## PROBLEM TO SOLVE
Write the listing out again, all of it, word for word.

** start of ENTRIES PROVIDED **

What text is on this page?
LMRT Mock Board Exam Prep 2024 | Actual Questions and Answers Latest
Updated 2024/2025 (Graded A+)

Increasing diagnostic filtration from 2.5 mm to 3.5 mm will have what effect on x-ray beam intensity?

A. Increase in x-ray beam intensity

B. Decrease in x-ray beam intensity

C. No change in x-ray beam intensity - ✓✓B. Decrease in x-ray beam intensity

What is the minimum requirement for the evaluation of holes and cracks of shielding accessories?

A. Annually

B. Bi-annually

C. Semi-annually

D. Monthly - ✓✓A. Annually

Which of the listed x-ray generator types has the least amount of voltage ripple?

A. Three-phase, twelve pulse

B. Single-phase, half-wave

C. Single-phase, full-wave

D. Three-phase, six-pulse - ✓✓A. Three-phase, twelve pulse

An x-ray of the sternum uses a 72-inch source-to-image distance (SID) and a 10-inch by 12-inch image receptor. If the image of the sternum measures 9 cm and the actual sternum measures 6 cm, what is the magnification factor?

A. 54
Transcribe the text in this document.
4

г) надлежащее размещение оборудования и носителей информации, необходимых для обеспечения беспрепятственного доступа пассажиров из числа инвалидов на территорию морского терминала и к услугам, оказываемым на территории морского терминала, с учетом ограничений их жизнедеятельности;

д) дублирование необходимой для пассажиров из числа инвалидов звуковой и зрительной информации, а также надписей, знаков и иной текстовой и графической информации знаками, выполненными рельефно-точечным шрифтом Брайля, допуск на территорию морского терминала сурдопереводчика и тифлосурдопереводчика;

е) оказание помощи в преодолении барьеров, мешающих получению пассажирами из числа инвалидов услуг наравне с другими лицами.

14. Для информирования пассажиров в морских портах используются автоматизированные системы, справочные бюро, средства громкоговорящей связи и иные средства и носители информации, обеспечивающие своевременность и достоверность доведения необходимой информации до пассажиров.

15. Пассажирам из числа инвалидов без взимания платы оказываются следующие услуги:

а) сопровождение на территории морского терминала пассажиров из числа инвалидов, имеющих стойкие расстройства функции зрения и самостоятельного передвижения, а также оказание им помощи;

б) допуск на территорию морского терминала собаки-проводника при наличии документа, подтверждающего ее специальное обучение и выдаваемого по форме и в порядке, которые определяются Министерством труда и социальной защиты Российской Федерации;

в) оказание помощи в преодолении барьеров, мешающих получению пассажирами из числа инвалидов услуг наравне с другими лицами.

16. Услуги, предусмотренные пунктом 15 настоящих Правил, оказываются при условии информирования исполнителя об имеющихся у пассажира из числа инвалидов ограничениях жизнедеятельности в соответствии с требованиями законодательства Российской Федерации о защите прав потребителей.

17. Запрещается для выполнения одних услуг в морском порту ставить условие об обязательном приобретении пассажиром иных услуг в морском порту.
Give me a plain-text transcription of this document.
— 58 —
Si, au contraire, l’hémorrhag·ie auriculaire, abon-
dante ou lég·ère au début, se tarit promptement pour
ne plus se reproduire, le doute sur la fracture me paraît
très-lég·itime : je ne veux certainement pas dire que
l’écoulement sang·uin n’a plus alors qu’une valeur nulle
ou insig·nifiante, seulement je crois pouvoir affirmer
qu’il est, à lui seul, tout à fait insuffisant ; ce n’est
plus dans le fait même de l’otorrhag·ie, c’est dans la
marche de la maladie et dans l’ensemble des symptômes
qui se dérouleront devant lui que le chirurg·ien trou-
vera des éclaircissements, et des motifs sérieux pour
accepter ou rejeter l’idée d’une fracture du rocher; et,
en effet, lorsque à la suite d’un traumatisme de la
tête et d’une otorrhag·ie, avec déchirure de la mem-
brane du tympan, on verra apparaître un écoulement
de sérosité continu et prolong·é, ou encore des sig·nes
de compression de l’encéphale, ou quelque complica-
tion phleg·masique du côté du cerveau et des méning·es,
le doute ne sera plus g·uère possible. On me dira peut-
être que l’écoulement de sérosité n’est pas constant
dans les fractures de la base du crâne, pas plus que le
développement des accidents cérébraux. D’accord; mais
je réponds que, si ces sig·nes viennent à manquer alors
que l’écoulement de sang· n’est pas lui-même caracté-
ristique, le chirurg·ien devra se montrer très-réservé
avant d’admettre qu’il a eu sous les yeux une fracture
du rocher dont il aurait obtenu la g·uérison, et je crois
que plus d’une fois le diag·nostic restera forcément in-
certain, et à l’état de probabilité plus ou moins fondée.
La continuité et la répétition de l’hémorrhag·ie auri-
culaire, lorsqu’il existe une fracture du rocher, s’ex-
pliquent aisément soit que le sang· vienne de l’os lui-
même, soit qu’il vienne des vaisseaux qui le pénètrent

** end of ENTRIES PROVIDED **

## CORRECT RESPONSE
What text is on this page?
LMRT Mock Board Exam Prep 2024 | Actual Questions and Answers Latest
Updated 2024/2025 (Graded A+)

Increasing diagnostic filtration from 2.5 mm to 3.5 mm will have what effect on x-ray beam intensity?

A. Increase in x-ray beam intensity

B. Decrease in x-ray beam intensity

C. No change in x-ray beam intensity - ✓✓B. Decrease in x-ray beam intensity

What is the minimum requirement for the evaluation of holes and cracks of shielding accessories?

A. Annually

B. Bi-annually

C. Semi-annually

D. Monthly - ✓✓A. Annually

Which of the listed x-ray generator types has the least amount of voltage ripple?

A. Three-phase, twelve pulse

B. Single-phase, half-wave

C. Single-phase, full-wave

D. Three-phase, six-pulse - ✓✓A. Three-phase, twelve pulse

An x-ray of the sternum uses a 72-inch source-to-image distance (SID) and a 10-inch by 12-inch image receptor. If the image of the sternum measures 9 cm and the actual sternum measures 6 cm, what is the magnification factor?

A. 54
Transcribe the text in this document.
4

г) надлежащее размещение оборудования и носителей информации, необходимых для обеспечения беспрепятственного доступа пассажиров из числа инвалидов на территорию морского терминала и к услугам, оказываемым на территории морского терминала, с учетом ограничений их жизнедеятельности;

д) дублирование необходимой для пассажиров из числа инвалидов звуковой и зрительной информации, а также надписей, знаков и иной текстовой и графической информации знаками, выполненными рельефно-точечным шрифтом Брайля, допуск на территорию морского терминала сурдопереводчика и тифлосурдопереводчика;

е) оказание помощи в преодолении барьеров, мешающих получению пассажирами из числа инвалидов услуг наравне с другими лицами.

14. Для информирования пассажиров в морских портах используются автоматизированные системы, справочные бюро, средства громкоговорящей связи и иные средства и носители информации, обеспечивающие своевременность и достоверность доведения необходимой информации до пассажиров.

15. Пассажирам из числа инвалидов без взимания платы оказываются следующие услуги:

а) сопровождение на территории морского терминала пассажиров из числа инвалидов, имеющих стойкие расстройства функции зрения и самостоятельного передвижения, а также оказание им помощи;

б) допуск на территорию морского терминала собаки-проводника при наличии документа, подтверждающего ее специальное обучение и выдаваемого по форме и в порядке, которые определяются Министерством труда и социальной защиты Российской Федерации;

в) оказание помощи в преодолении барьеров, мешающих получению пассажирами из числа инвалидов услуг наравне с другими лицами.

16. Услуги, предусмотренные пунктом 15 настоящих Правил, оказываются при условии информирования исполнителя об имеющихся у пассажира из числа инвалидов ограничениях жизнедеятельности в соответствии с требованиями законодательства Российской Федерации о защите прав потребителей.

17. Запрещается для выполнения одних услуг в морском порту ставить условие об обязательном приобретении пассажиром иных услуг в морском порту.
Give me a plain-text transcription of this document.
— 58 —
Si, au contraire, l’hémorrhag·ie auriculaire, abon-
dante ou lég·ère au début, se tarit promptement pour
ne plus se reproduire, le doute sur la fracture me paraît
très-lég·itime : je ne veux certainement pas dire que
l’écoulement sang·uin n’a plus alors qu’une valeur nulle
ou insig·nifiante, seulement je crois pouvoir affirmer
qu’il est, à lui seul, tout à fait insuffisant ; ce n’est
plus dans le fait même de l’otorrhag·ie, c’est dans la
marche de la maladie et dans l’ensemble des symptômes
qui se dérouleront devant lui que le chirurg·ien trou-
vera des éclaircissements, et des motifs sérieux pour
accepter ou rejeter l’idée d’une fracture du rocher; et,
en effet, lorsque à la suite d’un traumatisme de la
tête et d’une otorrhag·ie, avec déchirure de la mem-
brane du tympan, on verra apparaître un écoulement
de sérosité continu et prolong·é, ou encore des sig·nes
de compression de l’encéphale, ou quelque complica-
tion phleg·masique du côté du cerveau et des méning·es,
le doute ne sera plus g·uère possible. On me dira peut-
être que l’écoulement de sérosité n’est pas constant
dans les fractures de la base du crâne, pas plus que le
développement des accidents cérébraux. D’accord; mais
je réponds que, si ces sig·nes viennent à manquer alors
que l’écoulement de sang· n’est pas lui-même caracté-
ristique, le chirurg·ien devra se montrer très-réservé
avant d’admettre qu’il a eu sous les yeux une fracture
du rocher dont il aurait obtenu la g·uérison, et je crois
que plus d’une fois le diag·nostic restera forcément in-
certain, et à l’état de probabilité plus ou moins fondée.
La continuité et la répétition de l’hémorrhag·ie auri-
culaire, lorsqu’il existe une fracture du rocher, s’ex-
pliquent aisément soit que le sang· vienne de l’os lui-
même, soit qu’il vienne des vaisseaux qui le pénètrent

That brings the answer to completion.